Supplied records ::

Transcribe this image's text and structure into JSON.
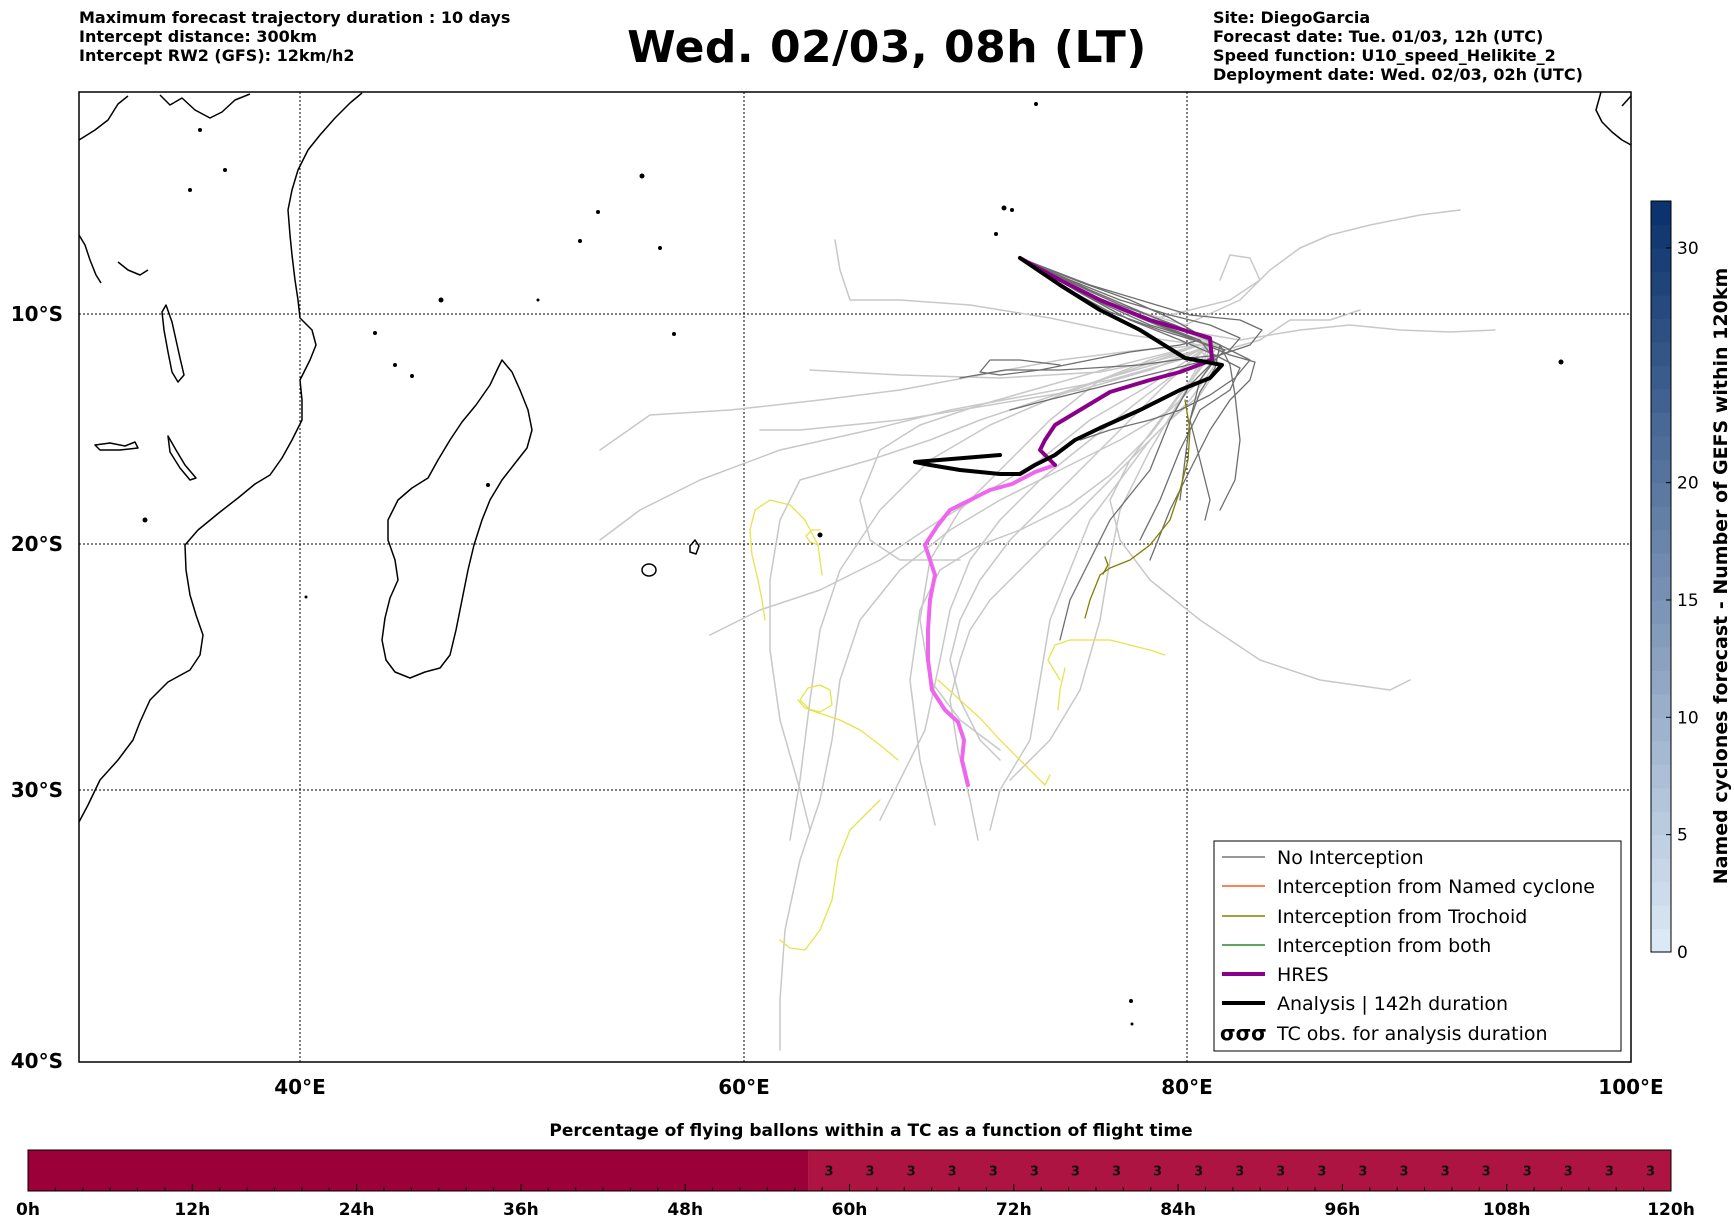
{
  "header": {
    "left_lines": [
      "Maximum forecast trajectory duration : 10 days",
      "Intercept distance: 300km",
      "Intercept RW2 (GFS):  12km/h2"
    ],
    "title": "Wed. 02/03, 08h (LT)",
    "right_lines": [
      "Site: DiegoGarcia",
      "Forecast date: Tue. 01/03, 12h (UTC)",
      "Speed function: U10_speed_Helikite_2",
      "Deployment date: Wed. 02/03, 02h (UTC)"
    ]
  },
  "map": {
    "lon_ticks": [
      "40°E",
      "60°E",
      "80°E",
      "100°E"
    ],
    "lat_ticks": [
      "10°S",
      "20°S",
      "30°S",
      "40°S"
    ],
    "legend": [
      {
        "label": "No Interception",
        "color": "#777777",
        "style": "thin"
      },
      {
        "label": "Interception from Named cyclone",
        "color": "#ff5a1f",
        "style": "thin"
      },
      {
        "label": "Interception from Trochoid",
        "color": "#808000",
        "style": "thin"
      },
      {
        "label": "Interception from both",
        "color": "#2a8a2a",
        "style": "thin"
      },
      {
        "label": "HRES",
        "color": "#8b008b",
        "style": "thick"
      },
      {
        "label": "Analysis | 142h duration",
        "color": "#000000",
        "style": "thick"
      },
      {
        "label": "TC obs. for analysis duration",
        "color": "#000000",
        "style": "symbol",
        "symbol": "σσσ"
      }
    ]
  },
  "colorbar": {
    "label": "Named cyclones forecast - Number of GEFS within 120km",
    "ticks": [
      "0",
      "5",
      "10",
      "15",
      "20",
      "30"
    ],
    "tick_values": [
      0,
      5,
      10,
      15,
      20,
      30
    ],
    "range": [
      0,
      32
    ],
    "color_low": "#deebf7",
    "color_high": "#08306b"
  },
  "timebar": {
    "title": "Percentage of flying ballons within a TC as a function of flight time",
    "ticks": [
      "0h",
      "12h",
      "24h",
      "36h",
      "48h",
      "60h",
      "72h",
      "84h",
      "96h",
      "108h",
      "120h"
    ],
    "first_segment_end_h": 57,
    "cell_value": "3",
    "cells_count": 21,
    "color_empty": "#9b0038",
    "color_filled": "#ae1441"
  }
}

What you are asked to do :: Make a verbatim copy of all the entries and strip out the pictures.

Response ::
Transcribe this image's text and structure into JSON.
{
  "header": {
    "left_lines": [
      "Maximum forecast trajectory duration : 10 days",
      "Intercept distance: 300km",
      "Intercept RW2 (GFS):  12km/h2"
    ],
    "title": "Wed. 02/03, 08h (LT)",
    "right_lines": [
      "Site: DiegoGarcia",
      "Forecast date: Tue. 01/03, 12h (UTC)",
      "Speed function: U10_speed_Helikite_2",
      "Deployment date: Wed. 02/03, 02h (UTC)"
    ]
  },
  "map": {
    "lon_ticks": [
      "40°E",
      "60°E",
      "80°E",
      "100°E"
    ],
    "lat_ticks": [
      "10°S",
      "20°S",
      "30°S",
      "40°S"
    ],
    "legend": [
      {
        "label": "No Interception",
        "color": "#777777",
        "style": "thin"
      },
      {
        "label": "Interception from Named cyclone",
        "color": "#ff5a1f",
        "style": "thin"
      },
      {
        "label": "Interception from Trochoid",
        "color": "#808000",
        "style": "thin"
      },
      {
        "label": "Interception from both",
        "color": "#2a8a2a",
        "style": "thin"
      },
      {
        "label": "HRES",
        "color": "#8b008b",
        "style": "thick"
      },
      {
        "label": "Analysis | 142h duration",
        "color": "#000000",
        "style": "thick"
      },
      {
        "label": "TC obs. for analysis duration",
        "color": "#000000",
        "style": "symbol",
        "symbol": "σσσ"
      }
    ]
  },
  "colorbar": {
    "label": "Named cyclones forecast - Number of GEFS within 120km",
    "ticks": [
      "0",
      "5",
      "10",
      "15",
      "20",
      "30"
    ],
    "tick_values": [
      0,
      5,
      10,
      15,
      20,
      30
    ],
    "range": [
      0,
      32
    ],
    "color_low": "#deebf7",
    "color_high": "#08306b"
  },
  "timebar": {
    "title": "Percentage of flying ballons within a TC as a function of flight time",
    "ticks": [
      "0h",
      "12h",
      "24h",
      "36h",
      "48h",
      "60h",
      "72h",
      "84h",
      "96h",
      "108h",
      "120h"
    ],
    "first_segment_end_h": 57,
    "cell_value": "3",
    "cells_count": 21,
    "color_empty": "#9b0038",
    "color_filled": "#ae1441"
  }
}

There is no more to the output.